EXERCISE: What follows is a listing; give it again exactly, in its entirety.

───── GIVEN ENTRIES

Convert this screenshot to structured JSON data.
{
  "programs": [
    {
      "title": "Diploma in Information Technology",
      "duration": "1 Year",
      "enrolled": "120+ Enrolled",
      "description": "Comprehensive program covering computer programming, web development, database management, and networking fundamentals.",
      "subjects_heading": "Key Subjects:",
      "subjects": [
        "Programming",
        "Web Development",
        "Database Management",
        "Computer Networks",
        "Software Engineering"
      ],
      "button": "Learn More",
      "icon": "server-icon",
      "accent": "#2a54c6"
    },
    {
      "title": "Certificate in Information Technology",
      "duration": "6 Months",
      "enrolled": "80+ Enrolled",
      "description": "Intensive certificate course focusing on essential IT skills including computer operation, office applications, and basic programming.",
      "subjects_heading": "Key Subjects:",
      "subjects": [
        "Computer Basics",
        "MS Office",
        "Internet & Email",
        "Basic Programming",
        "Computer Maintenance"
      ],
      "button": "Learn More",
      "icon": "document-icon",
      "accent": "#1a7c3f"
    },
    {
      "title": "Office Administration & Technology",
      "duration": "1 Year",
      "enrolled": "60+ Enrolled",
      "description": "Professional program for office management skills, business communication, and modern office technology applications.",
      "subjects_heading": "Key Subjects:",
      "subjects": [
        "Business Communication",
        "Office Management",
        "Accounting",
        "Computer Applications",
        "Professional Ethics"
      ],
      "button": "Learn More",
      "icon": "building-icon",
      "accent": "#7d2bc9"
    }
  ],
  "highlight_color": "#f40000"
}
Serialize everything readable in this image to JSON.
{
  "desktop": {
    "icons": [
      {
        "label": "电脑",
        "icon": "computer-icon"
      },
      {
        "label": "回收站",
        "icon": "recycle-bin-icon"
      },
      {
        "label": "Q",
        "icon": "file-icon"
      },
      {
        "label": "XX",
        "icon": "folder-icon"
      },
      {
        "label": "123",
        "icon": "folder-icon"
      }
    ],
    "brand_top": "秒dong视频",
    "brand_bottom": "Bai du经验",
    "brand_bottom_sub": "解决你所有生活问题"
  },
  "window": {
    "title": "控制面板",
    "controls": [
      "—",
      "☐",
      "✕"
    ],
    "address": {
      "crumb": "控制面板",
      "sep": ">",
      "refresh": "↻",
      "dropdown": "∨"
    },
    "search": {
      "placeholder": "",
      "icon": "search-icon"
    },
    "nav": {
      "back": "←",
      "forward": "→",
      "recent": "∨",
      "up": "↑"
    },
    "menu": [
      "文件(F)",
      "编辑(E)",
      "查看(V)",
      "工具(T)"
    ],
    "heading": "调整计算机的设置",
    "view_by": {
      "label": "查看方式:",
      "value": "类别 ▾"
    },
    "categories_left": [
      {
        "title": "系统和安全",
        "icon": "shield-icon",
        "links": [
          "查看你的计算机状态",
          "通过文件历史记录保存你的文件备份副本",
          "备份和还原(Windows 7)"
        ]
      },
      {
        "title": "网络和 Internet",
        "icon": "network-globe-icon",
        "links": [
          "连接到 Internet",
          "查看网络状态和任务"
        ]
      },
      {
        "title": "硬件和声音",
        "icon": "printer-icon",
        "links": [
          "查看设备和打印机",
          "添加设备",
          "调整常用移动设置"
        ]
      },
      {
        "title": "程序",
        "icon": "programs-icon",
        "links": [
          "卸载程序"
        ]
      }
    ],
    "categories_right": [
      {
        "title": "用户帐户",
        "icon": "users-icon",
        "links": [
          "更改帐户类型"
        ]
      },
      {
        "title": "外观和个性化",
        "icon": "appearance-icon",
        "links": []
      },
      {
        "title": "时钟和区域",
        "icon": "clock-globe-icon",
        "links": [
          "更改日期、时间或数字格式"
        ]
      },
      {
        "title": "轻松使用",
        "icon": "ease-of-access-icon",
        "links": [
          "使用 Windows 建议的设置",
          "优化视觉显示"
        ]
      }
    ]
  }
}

──────────

REPLY TO THE TASK:
Convert this screenshot to structured JSON data.
{
  "programs": [
    {
      "title": "Diploma in Information Technology",
      "duration": "1 Year",
      "enrolled": "120+ Enrolled",
      "description": "Comprehensive program covering computer programming, web development, database management, and networking fundamentals.",
      "subjects_heading": "Key Subjects:",
      "subjects": [
        "Programming",
        "Web Development",
        "Database Management",
        "Computer Networks",
        "Software Engineering"
      ],
      "button": "Learn More",
      "icon": "server-icon",
      "accent": "#2a54c6"
    },
    {
      "title": "Certificate in Information Technology",
      "duration": "6 Months",
      "enrolled": "80+ Enrolled",
      "description": "Intensive certificate course focusing on essential IT skills including computer operation, office applications, and basic programming.",
      "subjects_heading": "Key Subjects:",
      "subjects": [
        "Computer Basics",
        "MS Office",
        "Internet & Email",
        "Basic Programming",
        "Computer Maintenance"
      ],
      "button": "Learn More",
      "icon": "document-icon",
      "accent": "#1a7c3f"
    },
    {
      "title": "Office Administration & Technology",
      "duration": "1 Year",
      "enrolled": "60+ Enrolled",
      "description": "Professional program for office management skills, business communication, and modern office technology applications.",
      "subjects_heading": "Key Subjects:",
      "subjects": [
        "Business Communication",
        "Office Management",
        "Accounting",
        "Computer Applications",
        "Professional Ethics"
      ],
      "button": "Learn More",
      "icon": "building-icon",
      "accent": "#7d2bc9"
    }
  ],
  "highlight_color": "#f40000"
}
Serialize everything readable in this image to JSON.
{
  "desktop": {
    "icons": [
      {
        "label": "电脑",
        "icon": "computer-icon"
      },
      {
        "label": "回收站",
        "icon": "recycle-bin-icon"
      },
      {
        "label": "Q",
        "icon": "file-icon"
      },
      {
        "label": "XX",
        "icon": "folder-icon"
      },
      {
        "label": "123",
        "icon": "folder-icon"
      }
    ],
    "brand_top": "秒dong视频",
    "brand_bottom": "Bai du经验",
    "brand_bottom_sub": "解决你所有生活问题"
  },
  "window": {
    "title": "控制面板",
    "controls": [
      "—",
      "☐",
      "✕"
    ],
    "address": {
      "crumb": "控制面板",
      "sep": ">",
      "refresh": "↻",
      "dropdown": "∨"
    },
    "search": {
      "placeholder": "",
      "icon": "search-icon"
    },
    "nav": {
      "back": "←",
      "forward": "→",
      "recent": "∨",
      "up": "↑"
    },
    "menu": [
      "文件(F)",
      "编辑(E)",
      "查看(V)",
      "工具(T)"
    ],
    "heading": "调整计算机的设置",
    "view_by": {
      "label": "查看方式:",
      "value": "类别 ▾"
    },
    "categories_left": [
      {
        "title": "系统和安全",
        "icon": "shield-icon",
        "links": [
          "查看你的计算机状态",
          "通过文件历史记录保存你的文件备份副本",
          "备份和还原(Windows 7)"
        ]
      },
      {
        "title": "网络和 Internet",
        "icon": "network-globe-icon",
        "links": [
          "连接到 Internet",
          "查看网络状态和任务"
        ]
      },
      {
        "title": "硬件和声音",
        "icon": "printer-icon",
        "links": [
          "查看设备和打印机",
          "添加设备",
          "调整常用移动设置"
        ]
      },
      {
        "title": "程序",
        "icon": "programs-icon",
        "links": [
          "卸载程序"
        ]
      }
    ],
    "categories_right": [
      {
        "title": "用户帐户",
        "icon": "users-icon",
        "links": [
          "更改帐户类型"
        ]
      },
      {
        "title": "外观和个性化",
        "icon": "appearance-icon",
        "links": []
      },
      {
        "title": "时钟和区域",
        "icon": "clock-globe-icon",
        "links": [
          "更改日期、时间或数字格式"
        ]
      },
      {
        "title": "轻松使用",
        "icon": "ease-of-access-icon",
        "links": [
          "使用 Windows 建议的设置",
          "优化视觉显示"
        ]
      }
    ]
  }
}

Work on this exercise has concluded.